▶ [RECORDS TO PROCESS]
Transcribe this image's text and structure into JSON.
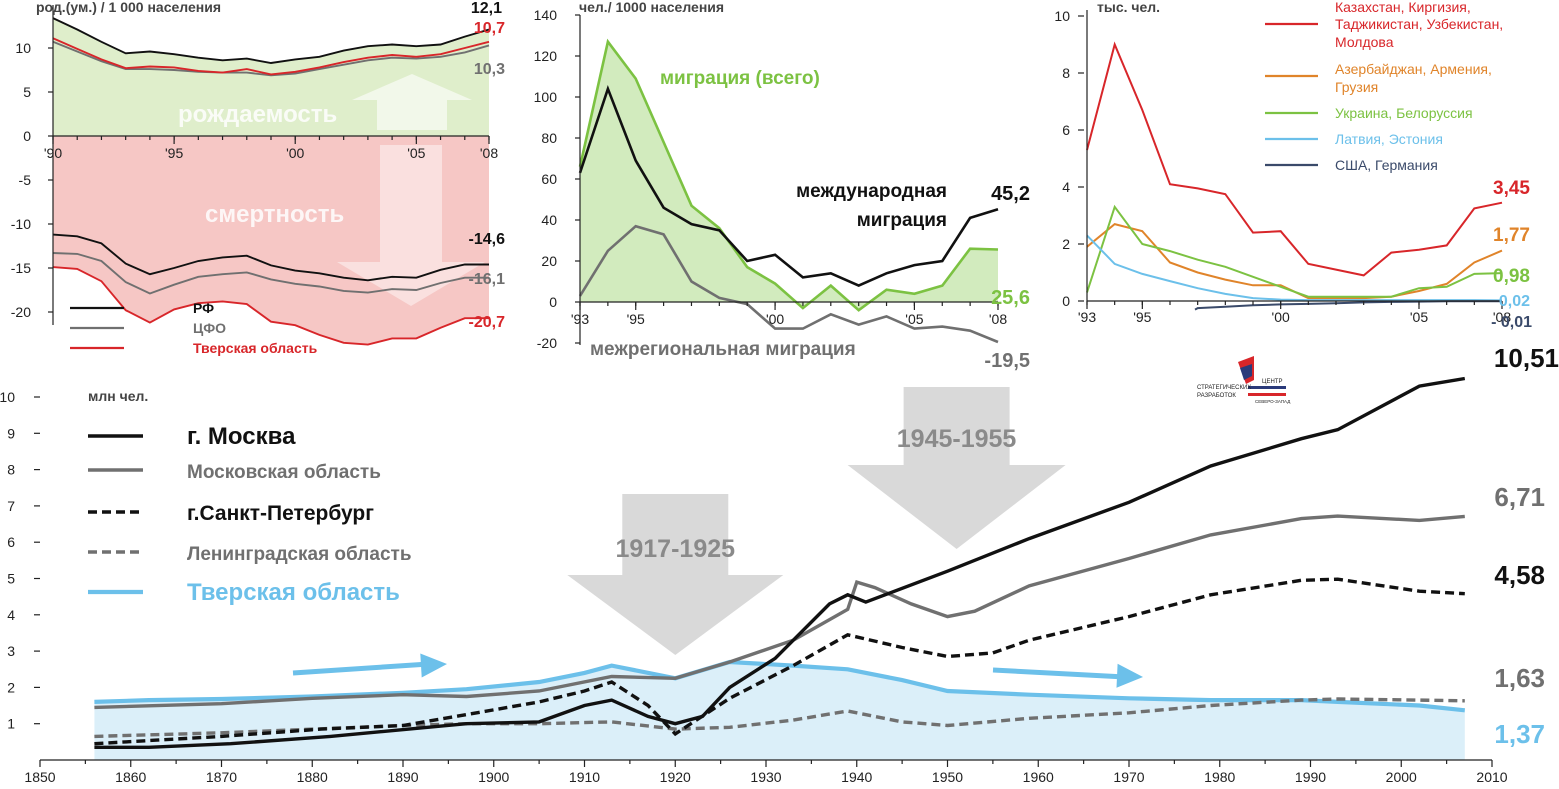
{
  "colors": {
    "black": "#111111",
    "gray": "#707070",
    "red": "#d8262a",
    "green": "#7cc242",
    "orange": "#e0842a",
    "lightblue": "#6cc0ea",
    "darkblue": "#3a4a6a",
    "birth_fill": "#dfeecb",
    "death_fill": "#f6c7c5",
    "migr_fill": "#d2ebbe",
    "tver_fill": "#dbeff9",
    "arrow_gray": "#d9d9d9"
  },
  "logo": {
    "line1": "СТРАТЕГИЧЕСКИХ",
    "line2": "ЦЕНТР",
    "line3": "РАЗРАБОТОК",
    "line4": "СЕВЕРО-ЗАПАД"
  },
  "chart_data": [
    {
      "id": "vital_rates",
      "type": "area",
      "unit_label": "род.(ум.) / 1 000 населения",
      "x_ticks": [
        "'90",
        "'95",
        "'00",
        "'05",
        "'08"
      ],
      "y_ticks": [
        "10",
        "5",
        "0",
        "-5",
        "-10",
        "-15",
        "-20"
      ],
      "ylim": [
        -24,
        14
      ],
      "x": [
        1990,
        1991,
        1992,
        1993,
        1994,
        1995,
        1996,
        1997,
        1998,
        1999,
        2000,
        2001,
        2002,
        2003,
        2004,
        2005,
        2006,
        2007,
        2008
      ],
      "overlay_labels": {
        "births": "рождаемость",
        "deaths": "смертность"
      },
      "series": [
        {
          "name": "РФ",
          "color_key": "black",
          "kind": "birth",
          "values": [
            13.4,
            12.1,
            10.7,
            9.4,
            9.6,
            9.3,
            8.9,
            8.6,
            8.8,
            8.3,
            8.7,
            9.0,
            9.7,
            10.2,
            10.4,
            10.2,
            10.4,
            11.3,
            12.1
          ]
        },
        {
          "name": "ЦФО",
          "color_key": "gray",
          "kind": "birth",
          "values": [
            10.7,
            9.6,
            8.5,
            7.6,
            7.6,
            7.5,
            7.3,
            7.2,
            7.2,
            6.9,
            7.1,
            7.6,
            8.1,
            8.6,
            8.9,
            8.8,
            9.0,
            9.5,
            10.3
          ]
        },
        {
          "name": "Тверская область",
          "color_key": "red",
          "kind": "birth",
          "values": [
            11.1,
            9.9,
            8.7,
            7.7,
            7.9,
            7.8,
            7.4,
            7.2,
            7.6,
            7.0,
            7.3,
            7.8,
            8.4,
            8.9,
            9.2,
            9.0,
            9.3,
            10.0,
            10.7
          ]
        },
        {
          "name": "РФ",
          "color_key": "black",
          "kind": "death",
          "values": [
            -11.2,
            -11.4,
            -12.2,
            -14.5,
            -15.7,
            -15.0,
            -14.2,
            -13.8,
            -13.6,
            -14.7,
            -15.3,
            -15.6,
            -16.1,
            -16.4,
            -16.0,
            -16.1,
            -15.2,
            -14.6,
            -14.6
          ]
        },
        {
          "name": "ЦФО",
          "color_key": "gray",
          "kind": "death",
          "values": [
            -13.3,
            -13.4,
            -14.2,
            -16.6,
            -17.9,
            -16.9,
            -16.0,
            -15.7,
            -15.5,
            -16.3,
            -16.8,
            -17.1,
            -17.6,
            -17.8,
            -17.4,
            -17.5,
            -16.7,
            -16.1,
            -16.1
          ]
        },
        {
          "name": "Тверская область",
          "color_key": "red",
          "kind": "death",
          "values": [
            -14.9,
            -15.1,
            -16.5,
            -19.8,
            -21.2,
            -19.7,
            -19.0,
            -18.8,
            -19.1,
            -21.1,
            -21.5,
            -22.6,
            -23.5,
            -23.7,
            -23.0,
            -23.0,
            -21.8,
            -20.7,
            -20.7
          ]
        }
      ],
      "end_labels": {
        "birth_rf": "12,1",
        "birth_tver": "10,7",
        "birth_cfo": "10,3",
        "death_rf": "-14,6",
        "death_cfo": "-16,1",
        "death_tver": "-20,7"
      },
      "legend": [
        {
          "label": "РФ",
          "color_key": "black"
        },
        {
          "label": "ЦФО",
          "color_key": "gray"
        },
        {
          "label": "Тверская область",
          "color_key": "red"
        }
      ]
    },
    {
      "id": "migration",
      "type": "line",
      "unit_label": "чел./ 1000 населения",
      "x_ticks": [
        "'93",
        "'95",
        "'00",
        "'05",
        "'08"
      ],
      "y_ticks": [
        "140",
        "120",
        "100",
        "80",
        "60",
        "40",
        "20",
        "0",
        "-20"
      ],
      "ylim": [
        -20,
        140
      ],
      "x": [
        1993,
        1994,
        1995,
        1996,
        1997,
        1998,
        1999,
        2000,
        2001,
        2002,
        2003,
        2004,
        2005,
        2006,
        2007,
        2008
      ],
      "series": [
        {
          "name": "миграция (всего)",
          "color_key": "green",
          "values": [
            66,
            127,
            109,
            78,
            47,
            36,
            17,
            9,
            -3,
            8,
            -4,
            6,
            4,
            8,
            26,
            25.6
          ]
        },
        {
          "name": "международная миграция",
          "color_key": "black",
          "values": [
            63,
            104,
            69,
            46,
            38,
            35,
            20,
            23,
            12,
            14,
            8,
            14,
            18,
            20,
            41,
            45.2
          ]
        },
        {
          "name": "межрегиональная миграция",
          "color_key": "gray",
          "values": [
            3,
            25,
            37,
            33,
            10,
            2,
            -1,
            -13,
            -13,
            -6,
            -11,
            -7,
            -13,
            -12,
            -14,
            -19.5
          ]
        }
      ],
      "end_labels": {
        "international": "45,2",
        "total": "25,6",
        "interregional": "-19,5"
      },
      "labels": {
        "total": "миграция (всего)",
        "international_1": "международная",
        "international_2": "миграция",
        "interregional": "межрегиональная миграция"
      }
    },
    {
      "id": "migration_by_country",
      "type": "line",
      "unit_label": "тыс. чел.",
      "x_ticks": [
        "'93",
        "'95",
        "'00",
        "'05",
        "'08"
      ],
      "y_ticks": [
        "10",
        "8",
        "6",
        "4",
        "2",
        "0"
      ],
      "ylim": [
        -0.3,
        10
      ],
      "x": [
        1993,
        1994,
        1995,
        1996,
        1997,
        1998,
        1999,
        2000,
        2001,
        2002,
        2003,
        2004,
        2005,
        2006,
        2007,
        2008
      ],
      "series": [
        {
          "name": "Казахстан, Киргизия, Таджикистан, Узбекистан, Молдова",
          "color_key": "red",
          "values": [
            5.3,
            9.0,
            6.7,
            4.1,
            3.95,
            3.75,
            2.4,
            2.45,
            1.3,
            1.1,
            0.9,
            1.7,
            1.8,
            1.95,
            3.25,
            3.45
          ]
        },
        {
          "name": "Азербайджан, Армения, Грузия",
          "color_key": "orange",
          "values": [
            1.9,
            2.7,
            2.45,
            1.35,
            1.0,
            0.75,
            0.55,
            0.55,
            0.1,
            0.1,
            0.1,
            0.15,
            0.35,
            0.6,
            1.35,
            1.77
          ]
        },
        {
          "name": "Украина, Белоруссия",
          "color_key": "green",
          "values": [
            0.3,
            3.3,
            2.0,
            1.75,
            1.45,
            1.2,
            0.85,
            0.5,
            0.15,
            0.15,
            0.15,
            0.15,
            0.45,
            0.5,
            0.95,
            0.98
          ]
        },
        {
          "name": "Латвия, Эстония",
          "color_key": "lightblue",
          "values": [
            2.3,
            1.3,
            0.95,
            0.7,
            0.45,
            0.25,
            0.1,
            0.05,
            0.03,
            0.03,
            0.03,
            0.03,
            0.03,
            0.03,
            0.03,
            0.02
          ]
        },
        {
          "name": "США, Германия",
          "color_key": "darkblue",
          "values": [
            null,
            null,
            null,
            null,
            -0.25,
            -0.2,
            -0.15,
            -0.12,
            -0.1,
            -0.08,
            -0.05,
            -0.03,
            -0.02,
            -0.01,
            -0.01,
            -0.01
          ]
        }
      ],
      "end_labels": {
        "central_asia": "3,45",
        "caucasus": "1,77",
        "ukraine": "0,98",
        "baltic": "0,02",
        "usa": "- 0,01"
      }
    },
    {
      "id": "population",
      "type": "line",
      "unit_label": "млн чел.",
      "x_ticks": [
        "1850",
        "1860",
        "1870",
        "1880",
        "1890",
        "1900",
        "1910",
        "1920",
        "1930",
        "1940",
        "1950",
        "1960",
        "1970",
        "1980",
        "1990",
        "2000",
        "2010"
      ],
      "y_ticks": [
        "10",
        "9",
        "8",
        "7",
        "6",
        "5",
        "4",
        "3",
        "2",
        "1"
      ],
      "xlim": [
        1850,
        2010
      ],
      "ylim": [
        0,
        10.5
      ],
      "arrows": [
        {
          "label": "1917-1925",
          "x": 1920
        },
        {
          "label": "1945-1955",
          "x": 1951
        }
      ],
      "series": [
        {
          "name": "г. Москва",
          "color_key": "black",
          "style": "solid",
          "x": [
            1856,
            1862,
            1871,
            1882,
            1897,
            1905,
            1910,
            1913,
            1917,
            1920,
            1923,
            1926,
            1931,
            1937,
            1939,
            1941,
            1950,
            1959,
            1970,
            1979,
            1989,
            1993,
            2002,
            2007
          ],
          "values": [
            0.35,
            0.35,
            0.45,
            0.65,
            1.0,
            1.05,
            1.5,
            1.65,
            1.2,
            1.0,
            1.2,
            2.0,
            2.8,
            4.3,
            4.55,
            4.35,
            5.2,
            6.1,
            7.1,
            8.1,
            8.85,
            9.1,
            10.3,
            10.51
          ]
        },
        {
          "name": "Московская область",
          "color_key": "gray",
          "style": "solid",
          "x": [
            1856,
            1870,
            1880,
            1890,
            1897,
            1905,
            1913,
            1920,
            1926,
            1933,
            1939,
            1940,
            1942,
            1946,
            1950,
            1953,
            1959,
            1970,
            1979,
            1989,
            1993,
            2002,
            2007
          ],
          "values": [
            1.45,
            1.55,
            1.7,
            1.8,
            1.75,
            1.9,
            2.3,
            2.25,
            2.7,
            3.3,
            4.15,
            4.9,
            4.75,
            4.3,
            3.95,
            4.1,
            4.8,
            5.55,
            6.2,
            6.65,
            6.72,
            6.6,
            6.71
          ]
        },
        {
          "name": "г.Санкт-Петербург",
          "color_key": "black",
          "style": "dashed",
          "x": [
            1856,
            1870,
            1881,
            1890,
            1897,
            1905,
            1910,
            1913,
            1917,
            1920,
            1926,
            1933,
            1939,
            1945,
            1950,
            1955,
            1959,
            1970,
            1979,
            1989,
            1993,
            2002,
            2007
          ],
          "values": [
            0.45,
            0.65,
            0.85,
            0.95,
            1.25,
            1.6,
            1.9,
            2.15,
            1.5,
            0.72,
            1.7,
            2.6,
            3.45,
            3.1,
            2.85,
            2.95,
            3.3,
            3.95,
            4.55,
            4.95,
            4.98,
            4.65,
            4.58
          ]
        },
        {
          "name": "Ленинградская область",
          "color_key": "gray",
          "style": "dashed",
          "x": [
            1856,
            1870,
            1890,
            1897,
            1905,
            1913,
            1920,
            1926,
            1933,
            1939,
            1945,
            1950,
            1959,
            1970,
            1979,
            1989,
            1993,
            2002,
            2007
          ],
          "values": [
            0.65,
            0.75,
            0.95,
            1.0,
            1.0,
            1.05,
            0.85,
            0.9,
            1.1,
            1.35,
            1.05,
            0.95,
            1.15,
            1.3,
            1.5,
            1.65,
            1.68,
            1.65,
            1.63
          ]
        },
        {
          "name": "Тверская область",
          "color_key": "lightblue",
          "style": "solid",
          "x": [
            1856,
            1862,
            1870,
            1880,
            1890,
            1897,
            1905,
            1910,
            1913,
            1920,
            1926,
            1933,
            1939,
            1945,
            1950,
            1959,
            1970,
            1979,
            1989,
            1993,
            2002,
            2007
          ],
          "values": [
            1.6,
            1.65,
            1.68,
            1.75,
            1.85,
            1.95,
            2.15,
            2.4,
            2.6,
            2.25,
            2.7,
            2.6,
            2.5,
            2.2,
            1.9,
            1.8,
            1.7,
            1.65,
            1.65,
            1.6,
            1.5,
            1.37
          ]
        }
      ],
      "end_labels": {
        "moscow": "10,51",
        "mo": "6,71",
        "spb": "4,58",
        "lo": "1,63",
        "tver": "1,37"
      },
      "legend": [
        {
          "label": "г. Москва",
          "color_key": "black",
          "style": "solid"
        },
        {
          "label": "Московская область",
          "color_key": "gray",
          "style": "solid"
        },
        {
          "label": "г.Санкт-Петербург",
          "color_key": "black",
          "style": "dashed"
        },
        {
          "label": "Ленинградская область",
          "color_key": "gray",
          "style": "dashed"
        },
        {
          "label": "Тверская область",
          "color_key": "lightblue",
          "style": "solid"
        }
      ]
    }
  ]
}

▶ [WHAT THIS TASK INVOLVES] Find the word "Ленинградская" in the data and copy out each line where it turns up.

▶ [SOLUTION TO THE EXERCISE]
          "name": "Ленинградская область",
          "label": "Ленинградская область",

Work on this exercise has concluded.